Make an exact copy of the records, with the pictures left out.
.....
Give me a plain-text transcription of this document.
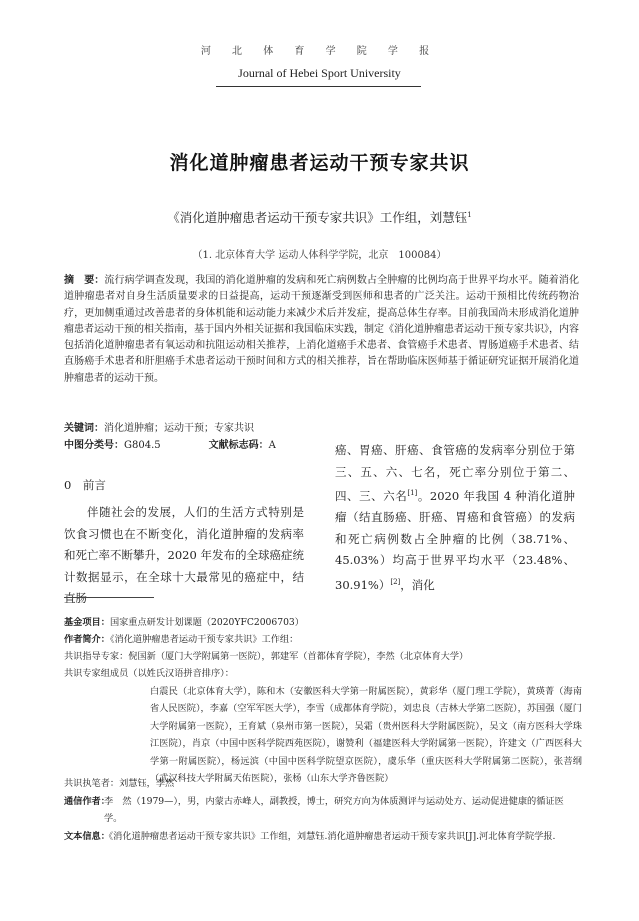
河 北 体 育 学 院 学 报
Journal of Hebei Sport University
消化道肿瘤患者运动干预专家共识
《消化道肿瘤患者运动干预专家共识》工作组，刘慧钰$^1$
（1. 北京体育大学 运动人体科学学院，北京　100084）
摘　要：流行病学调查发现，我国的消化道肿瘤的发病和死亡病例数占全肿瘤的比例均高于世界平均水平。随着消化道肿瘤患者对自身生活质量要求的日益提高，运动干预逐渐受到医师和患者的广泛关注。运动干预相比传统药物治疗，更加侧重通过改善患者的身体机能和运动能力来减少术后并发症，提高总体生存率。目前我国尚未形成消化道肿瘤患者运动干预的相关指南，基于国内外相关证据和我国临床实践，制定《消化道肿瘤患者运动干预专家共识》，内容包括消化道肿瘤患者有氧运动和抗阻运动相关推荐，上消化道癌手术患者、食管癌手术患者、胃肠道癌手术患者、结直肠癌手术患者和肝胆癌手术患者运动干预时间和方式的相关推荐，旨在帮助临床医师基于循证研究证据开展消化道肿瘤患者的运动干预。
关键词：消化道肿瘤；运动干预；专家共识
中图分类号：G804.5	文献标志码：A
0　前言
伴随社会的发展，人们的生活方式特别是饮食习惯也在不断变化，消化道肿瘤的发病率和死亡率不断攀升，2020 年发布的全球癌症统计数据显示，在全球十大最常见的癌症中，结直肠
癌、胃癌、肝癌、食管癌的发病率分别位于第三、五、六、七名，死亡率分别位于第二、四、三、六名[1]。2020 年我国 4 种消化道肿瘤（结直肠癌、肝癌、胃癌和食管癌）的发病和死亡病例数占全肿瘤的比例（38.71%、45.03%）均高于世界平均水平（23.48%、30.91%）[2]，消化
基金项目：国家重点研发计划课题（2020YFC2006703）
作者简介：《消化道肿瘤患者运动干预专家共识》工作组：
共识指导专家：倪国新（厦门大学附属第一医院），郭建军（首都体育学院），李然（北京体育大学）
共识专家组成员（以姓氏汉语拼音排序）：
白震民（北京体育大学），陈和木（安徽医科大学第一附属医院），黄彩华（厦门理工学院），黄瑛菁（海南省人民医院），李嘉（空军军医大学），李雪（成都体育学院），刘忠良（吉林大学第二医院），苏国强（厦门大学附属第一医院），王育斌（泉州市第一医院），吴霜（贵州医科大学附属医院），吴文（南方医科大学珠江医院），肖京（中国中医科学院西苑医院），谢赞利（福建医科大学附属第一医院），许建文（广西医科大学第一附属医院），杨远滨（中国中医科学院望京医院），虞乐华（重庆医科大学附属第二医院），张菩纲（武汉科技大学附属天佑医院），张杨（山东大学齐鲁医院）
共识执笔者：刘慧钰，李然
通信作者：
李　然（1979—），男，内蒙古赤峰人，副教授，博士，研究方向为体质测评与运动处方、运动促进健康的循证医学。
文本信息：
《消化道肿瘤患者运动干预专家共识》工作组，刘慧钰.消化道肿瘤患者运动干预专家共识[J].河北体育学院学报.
.....
* Response to this exercise:
Give me a plain-text transcription of this document.
河 北 体 育 学 院 学 报
Journal of Hebei Sport University
消化道肿瘤患者运动干预专家共识
《消化道肿瘤患者运动干预专家共识》工作组，刘慧钰$^1$
（1. 北京体育大学 运动人体科学学院，北京　100084）
摘　要：流行病学调查发现，我国的消化道肿瘤的发病和死亡病例数占全肿瘤的比例均高于世界平均水平。随着消化道肿瘤患者对自身生活质量要求的日益提高，运动干预逐渐受到医师和患者的广泛关注。运动干预相比传统药物治疗，更加侧重通过改善患者的身体机能和运动能力来减少术后并发症，提高总体生存率。目前我国尚未形成消化道肿瘤患者运动干预的相关指南，基于国内外相关证据和我国临床实践，制定《消化道肿瘤患者运动干预专家共识》，内容包括消化道肿瘤患者有氧运动和抗阻运动相关推荐，上消化道癌手术患者、食管癌手术患者、胃肠道癌手术患者、结直肠癌手术患者和肝胆癌手术患者运动干预时间和方式的相关推荐，旨在帮助临床医师基于循证研究证据开展消化道肿瘤患者的运动干预。
关键词：消化道肿瘤；运动干预；专家共识
中图分类号：G804.5	文献标志码：A
0　前言
伴随社会的发展，人们的生活方式特别是饮食习惯也在不断变化，消化道肿瘤的发病率和死亡率不断攀升，2020 年发布的全球癌症统计数据显示，在全球十大最常见的癌症中，结直肠
癌、胃癌、肝癌、食管癌的发病率分别位于第三、五、六、七名，死亡率分别位于第二、四、三、六名[1]。2020 年我国 4 种消化道肿瘤（结直肠癌、肝癌、胃癌和食管癌）的发病和死亡病例数占全肿瘤的比例（38.71%、45.03%）均高于世界平均水平（23.48%、30.91%）[2]，消化
基金项目：国家重点研发计划课题（2020YFC2006703）
作者简介：《消化道肿瘤患者运动干预专家共识》工作组：
共识指导专家：倪国新（厦门大学附属第一医院），郭建军（首都体育学院），李然（北京体育大学）
共识专家组成员（以姓氏汉语拼音排序）：
白震民（北京体育大学），陈和木（安徽医科大学第一附属医院），黄彩华（厦门理工学院），黄瑛菁（海南省人民医院），李嘉（空军军医大学），李雪（成都体育学院），刘忠良（吉林大学第二医院），苏国强（厦门大学附属第一医院），王育斌（泉州市第一医院），吴霜（贵州医科大学附属医院），吴文（南方医科大学珠江医院），肖京（中国中医科学院西苑医院），谢赞利（福建医科大学附属第一医院），许建文（广西医科大学第一附属医院），杨远滨（中国中医科学院望京医院），虞乐华（重庆医科大学附属第二医院），张菩纲（武汉科技大学附属天佑医院），张杨（山东大学齐鲁医院）
共识执笔者：刘慧钰，李然
通信作者：
李　然（1979—），男，内蒙古赤峰人，副教授，博士，研究方向为体质测评与运动处方、运动促进健康的循证医学。
文本信息：
《消化道肿瘤患者运动干预专家共识》工作组，刘慧钰.消化道肿瘤患者运动干预专家共识[J].河北体育学院学报.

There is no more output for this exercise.